**Aim:**
Report the total number of lines that include the string "риска", without any other text.

++++ Stored rows

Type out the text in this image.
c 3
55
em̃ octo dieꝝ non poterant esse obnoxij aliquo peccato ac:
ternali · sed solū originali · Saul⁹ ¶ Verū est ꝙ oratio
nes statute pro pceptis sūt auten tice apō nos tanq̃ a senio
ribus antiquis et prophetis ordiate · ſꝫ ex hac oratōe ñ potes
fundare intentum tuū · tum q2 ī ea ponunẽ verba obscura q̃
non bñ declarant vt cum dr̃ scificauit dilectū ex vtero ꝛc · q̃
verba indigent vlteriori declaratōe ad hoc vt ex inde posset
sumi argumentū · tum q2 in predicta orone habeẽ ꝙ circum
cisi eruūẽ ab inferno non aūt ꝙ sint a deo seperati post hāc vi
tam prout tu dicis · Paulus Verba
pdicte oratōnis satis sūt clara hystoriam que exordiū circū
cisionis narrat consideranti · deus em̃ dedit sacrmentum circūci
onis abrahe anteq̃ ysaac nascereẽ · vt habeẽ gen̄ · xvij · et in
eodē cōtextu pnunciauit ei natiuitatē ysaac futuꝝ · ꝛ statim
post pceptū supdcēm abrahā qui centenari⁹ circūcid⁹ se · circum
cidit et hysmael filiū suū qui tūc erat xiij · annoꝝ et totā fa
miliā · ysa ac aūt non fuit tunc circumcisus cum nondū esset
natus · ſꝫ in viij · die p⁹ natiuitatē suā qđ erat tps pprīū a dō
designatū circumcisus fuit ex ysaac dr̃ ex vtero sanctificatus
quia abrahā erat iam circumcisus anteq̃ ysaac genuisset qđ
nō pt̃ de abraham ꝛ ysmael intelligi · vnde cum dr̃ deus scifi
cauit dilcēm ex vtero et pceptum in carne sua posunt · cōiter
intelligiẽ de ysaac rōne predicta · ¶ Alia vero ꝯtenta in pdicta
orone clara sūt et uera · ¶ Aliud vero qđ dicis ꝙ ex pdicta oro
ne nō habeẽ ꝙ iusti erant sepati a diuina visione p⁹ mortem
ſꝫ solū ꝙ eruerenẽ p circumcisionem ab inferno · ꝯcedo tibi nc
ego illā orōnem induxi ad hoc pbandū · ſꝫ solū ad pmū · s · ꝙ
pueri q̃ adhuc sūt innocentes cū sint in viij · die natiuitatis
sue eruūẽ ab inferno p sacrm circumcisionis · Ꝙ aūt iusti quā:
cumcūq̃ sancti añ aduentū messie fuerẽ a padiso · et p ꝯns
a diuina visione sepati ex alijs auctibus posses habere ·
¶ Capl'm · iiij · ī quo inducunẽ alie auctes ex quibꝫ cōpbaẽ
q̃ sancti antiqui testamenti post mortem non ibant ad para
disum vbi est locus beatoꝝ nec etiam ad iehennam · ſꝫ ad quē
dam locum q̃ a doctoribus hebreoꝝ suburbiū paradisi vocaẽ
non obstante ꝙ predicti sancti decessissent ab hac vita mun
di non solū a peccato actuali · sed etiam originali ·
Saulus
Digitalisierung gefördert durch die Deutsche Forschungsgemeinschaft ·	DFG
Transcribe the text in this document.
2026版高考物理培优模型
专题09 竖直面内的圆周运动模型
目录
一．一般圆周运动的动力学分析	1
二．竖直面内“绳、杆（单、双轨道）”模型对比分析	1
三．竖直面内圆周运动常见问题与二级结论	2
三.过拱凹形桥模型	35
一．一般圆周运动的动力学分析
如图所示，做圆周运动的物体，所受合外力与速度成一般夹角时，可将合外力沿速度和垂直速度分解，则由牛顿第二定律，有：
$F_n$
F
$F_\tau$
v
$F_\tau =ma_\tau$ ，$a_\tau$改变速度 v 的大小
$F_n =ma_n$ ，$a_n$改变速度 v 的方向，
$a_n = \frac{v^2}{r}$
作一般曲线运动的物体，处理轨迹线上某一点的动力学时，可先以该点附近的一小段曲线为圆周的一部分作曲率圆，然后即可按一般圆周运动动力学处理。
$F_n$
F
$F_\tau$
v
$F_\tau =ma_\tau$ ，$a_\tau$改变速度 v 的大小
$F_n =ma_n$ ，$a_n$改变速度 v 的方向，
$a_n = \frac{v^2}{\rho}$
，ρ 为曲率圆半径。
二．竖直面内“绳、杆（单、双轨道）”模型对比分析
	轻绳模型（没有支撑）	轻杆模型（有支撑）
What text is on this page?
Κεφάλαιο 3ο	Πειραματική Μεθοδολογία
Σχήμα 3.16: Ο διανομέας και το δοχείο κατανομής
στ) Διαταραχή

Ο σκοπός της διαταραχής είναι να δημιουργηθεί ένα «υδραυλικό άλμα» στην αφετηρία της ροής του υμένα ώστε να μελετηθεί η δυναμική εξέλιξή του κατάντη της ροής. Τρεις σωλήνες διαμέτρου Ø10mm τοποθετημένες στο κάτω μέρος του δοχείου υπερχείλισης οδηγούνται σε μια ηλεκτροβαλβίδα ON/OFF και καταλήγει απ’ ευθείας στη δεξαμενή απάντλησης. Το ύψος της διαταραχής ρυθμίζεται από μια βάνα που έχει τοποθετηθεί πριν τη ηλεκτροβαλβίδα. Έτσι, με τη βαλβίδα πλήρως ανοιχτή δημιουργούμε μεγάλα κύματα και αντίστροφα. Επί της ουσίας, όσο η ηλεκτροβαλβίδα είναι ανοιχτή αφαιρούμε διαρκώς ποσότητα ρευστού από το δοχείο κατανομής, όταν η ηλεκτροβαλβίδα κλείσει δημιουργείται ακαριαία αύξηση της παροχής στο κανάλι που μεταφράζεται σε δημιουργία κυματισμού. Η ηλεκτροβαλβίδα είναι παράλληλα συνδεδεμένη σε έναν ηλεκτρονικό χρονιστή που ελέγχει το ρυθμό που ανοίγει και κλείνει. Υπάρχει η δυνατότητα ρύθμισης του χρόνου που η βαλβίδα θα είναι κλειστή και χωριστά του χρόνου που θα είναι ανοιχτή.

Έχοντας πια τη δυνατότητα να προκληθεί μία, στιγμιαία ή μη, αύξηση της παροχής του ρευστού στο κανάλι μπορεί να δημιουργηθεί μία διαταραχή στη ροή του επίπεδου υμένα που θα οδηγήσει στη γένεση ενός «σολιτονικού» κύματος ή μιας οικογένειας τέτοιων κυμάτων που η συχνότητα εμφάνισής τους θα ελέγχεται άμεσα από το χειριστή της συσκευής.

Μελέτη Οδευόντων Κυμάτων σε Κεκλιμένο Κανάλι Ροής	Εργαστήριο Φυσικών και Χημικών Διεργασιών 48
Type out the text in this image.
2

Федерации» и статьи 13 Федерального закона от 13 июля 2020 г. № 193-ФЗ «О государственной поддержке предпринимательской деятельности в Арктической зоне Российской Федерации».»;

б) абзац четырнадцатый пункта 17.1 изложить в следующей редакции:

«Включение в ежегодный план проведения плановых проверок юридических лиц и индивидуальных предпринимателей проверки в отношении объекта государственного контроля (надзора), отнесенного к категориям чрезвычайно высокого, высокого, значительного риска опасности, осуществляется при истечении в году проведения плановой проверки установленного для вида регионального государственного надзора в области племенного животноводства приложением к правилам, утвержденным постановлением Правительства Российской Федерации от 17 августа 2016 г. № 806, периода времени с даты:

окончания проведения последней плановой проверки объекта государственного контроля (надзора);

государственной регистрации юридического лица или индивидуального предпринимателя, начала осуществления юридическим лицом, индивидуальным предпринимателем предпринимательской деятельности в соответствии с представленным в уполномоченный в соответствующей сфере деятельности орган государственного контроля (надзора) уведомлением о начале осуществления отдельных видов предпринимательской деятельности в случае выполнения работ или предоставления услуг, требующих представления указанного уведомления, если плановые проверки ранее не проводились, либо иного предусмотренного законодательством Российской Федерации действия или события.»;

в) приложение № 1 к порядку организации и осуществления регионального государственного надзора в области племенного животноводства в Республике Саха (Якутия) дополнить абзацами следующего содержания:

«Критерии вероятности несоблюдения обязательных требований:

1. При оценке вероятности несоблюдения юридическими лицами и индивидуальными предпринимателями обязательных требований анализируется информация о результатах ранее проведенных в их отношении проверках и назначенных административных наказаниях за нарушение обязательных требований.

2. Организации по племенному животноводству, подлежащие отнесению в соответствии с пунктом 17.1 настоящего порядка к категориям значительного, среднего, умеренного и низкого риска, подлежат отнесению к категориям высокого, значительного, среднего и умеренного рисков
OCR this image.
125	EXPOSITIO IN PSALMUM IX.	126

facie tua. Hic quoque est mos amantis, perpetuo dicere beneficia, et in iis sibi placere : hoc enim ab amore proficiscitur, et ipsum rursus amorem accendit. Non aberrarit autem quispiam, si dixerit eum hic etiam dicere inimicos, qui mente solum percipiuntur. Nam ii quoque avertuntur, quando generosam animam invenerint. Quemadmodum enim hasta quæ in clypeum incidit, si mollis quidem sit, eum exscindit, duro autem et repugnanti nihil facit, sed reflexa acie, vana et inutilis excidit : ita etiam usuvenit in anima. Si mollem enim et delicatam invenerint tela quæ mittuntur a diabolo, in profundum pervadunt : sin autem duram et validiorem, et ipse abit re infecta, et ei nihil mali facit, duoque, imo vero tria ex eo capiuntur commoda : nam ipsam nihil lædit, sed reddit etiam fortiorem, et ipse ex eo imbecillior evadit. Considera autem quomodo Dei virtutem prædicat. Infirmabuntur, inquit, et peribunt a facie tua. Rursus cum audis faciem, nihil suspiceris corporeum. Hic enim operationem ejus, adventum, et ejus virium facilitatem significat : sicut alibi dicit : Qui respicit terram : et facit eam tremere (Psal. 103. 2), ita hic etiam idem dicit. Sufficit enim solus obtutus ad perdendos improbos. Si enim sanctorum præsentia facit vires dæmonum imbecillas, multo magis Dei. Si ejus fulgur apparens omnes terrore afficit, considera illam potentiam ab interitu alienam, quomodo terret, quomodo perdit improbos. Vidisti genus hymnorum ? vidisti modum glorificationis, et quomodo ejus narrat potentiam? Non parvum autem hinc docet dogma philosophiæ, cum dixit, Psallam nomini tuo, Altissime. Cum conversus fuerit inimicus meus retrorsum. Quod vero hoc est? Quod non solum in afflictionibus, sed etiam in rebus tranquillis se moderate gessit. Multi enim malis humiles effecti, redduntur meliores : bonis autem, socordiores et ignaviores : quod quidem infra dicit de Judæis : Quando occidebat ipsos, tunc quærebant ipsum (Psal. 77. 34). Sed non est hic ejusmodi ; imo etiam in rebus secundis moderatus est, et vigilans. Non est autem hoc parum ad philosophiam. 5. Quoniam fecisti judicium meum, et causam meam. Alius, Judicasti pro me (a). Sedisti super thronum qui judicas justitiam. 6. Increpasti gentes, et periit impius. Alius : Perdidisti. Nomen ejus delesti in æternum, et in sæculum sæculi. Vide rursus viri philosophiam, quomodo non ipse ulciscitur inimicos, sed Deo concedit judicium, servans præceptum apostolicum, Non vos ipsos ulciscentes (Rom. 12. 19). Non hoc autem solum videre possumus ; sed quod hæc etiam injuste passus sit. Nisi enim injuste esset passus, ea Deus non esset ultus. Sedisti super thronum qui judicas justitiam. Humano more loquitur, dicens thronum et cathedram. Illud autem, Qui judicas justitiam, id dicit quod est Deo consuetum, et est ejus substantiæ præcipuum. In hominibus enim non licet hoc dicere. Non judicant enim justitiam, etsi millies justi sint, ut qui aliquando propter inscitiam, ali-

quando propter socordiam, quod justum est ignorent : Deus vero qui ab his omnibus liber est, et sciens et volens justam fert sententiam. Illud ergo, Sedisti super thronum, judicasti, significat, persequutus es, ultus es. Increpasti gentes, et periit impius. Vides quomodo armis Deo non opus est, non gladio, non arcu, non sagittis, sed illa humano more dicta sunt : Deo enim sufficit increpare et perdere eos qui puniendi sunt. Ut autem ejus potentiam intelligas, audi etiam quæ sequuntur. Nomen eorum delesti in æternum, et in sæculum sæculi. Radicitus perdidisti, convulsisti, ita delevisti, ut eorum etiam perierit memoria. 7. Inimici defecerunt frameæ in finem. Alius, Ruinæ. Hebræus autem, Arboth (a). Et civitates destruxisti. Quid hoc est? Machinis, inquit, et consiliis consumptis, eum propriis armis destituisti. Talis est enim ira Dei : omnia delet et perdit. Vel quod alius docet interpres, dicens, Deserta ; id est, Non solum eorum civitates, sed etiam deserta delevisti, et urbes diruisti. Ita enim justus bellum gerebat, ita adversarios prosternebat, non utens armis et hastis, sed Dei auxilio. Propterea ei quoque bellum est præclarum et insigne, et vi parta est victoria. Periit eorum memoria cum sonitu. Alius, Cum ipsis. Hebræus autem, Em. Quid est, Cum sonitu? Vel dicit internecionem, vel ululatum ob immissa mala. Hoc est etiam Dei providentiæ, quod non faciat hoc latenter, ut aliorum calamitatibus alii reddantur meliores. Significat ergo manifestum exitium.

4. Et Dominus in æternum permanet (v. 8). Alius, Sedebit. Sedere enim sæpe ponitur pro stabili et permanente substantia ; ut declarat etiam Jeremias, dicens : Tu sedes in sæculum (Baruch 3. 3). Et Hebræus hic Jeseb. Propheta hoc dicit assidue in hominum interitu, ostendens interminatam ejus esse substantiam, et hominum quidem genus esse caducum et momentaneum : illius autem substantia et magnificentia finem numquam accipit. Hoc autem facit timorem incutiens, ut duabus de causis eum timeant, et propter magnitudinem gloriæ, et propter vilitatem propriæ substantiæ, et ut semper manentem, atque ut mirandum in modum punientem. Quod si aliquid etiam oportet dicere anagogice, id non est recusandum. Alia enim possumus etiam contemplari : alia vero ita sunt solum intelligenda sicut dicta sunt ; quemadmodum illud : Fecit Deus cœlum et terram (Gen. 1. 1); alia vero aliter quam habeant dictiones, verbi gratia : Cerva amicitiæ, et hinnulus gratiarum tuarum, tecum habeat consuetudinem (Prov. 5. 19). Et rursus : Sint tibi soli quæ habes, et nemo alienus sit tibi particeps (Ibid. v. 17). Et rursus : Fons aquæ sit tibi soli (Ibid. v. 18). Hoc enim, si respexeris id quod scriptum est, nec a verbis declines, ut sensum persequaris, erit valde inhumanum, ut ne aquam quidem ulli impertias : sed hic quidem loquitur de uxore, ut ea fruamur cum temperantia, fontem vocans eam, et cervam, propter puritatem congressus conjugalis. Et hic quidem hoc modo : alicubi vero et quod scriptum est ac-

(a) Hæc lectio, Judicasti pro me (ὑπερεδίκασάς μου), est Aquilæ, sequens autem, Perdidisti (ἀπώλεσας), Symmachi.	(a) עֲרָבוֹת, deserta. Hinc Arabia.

++++++++

**Response:**
2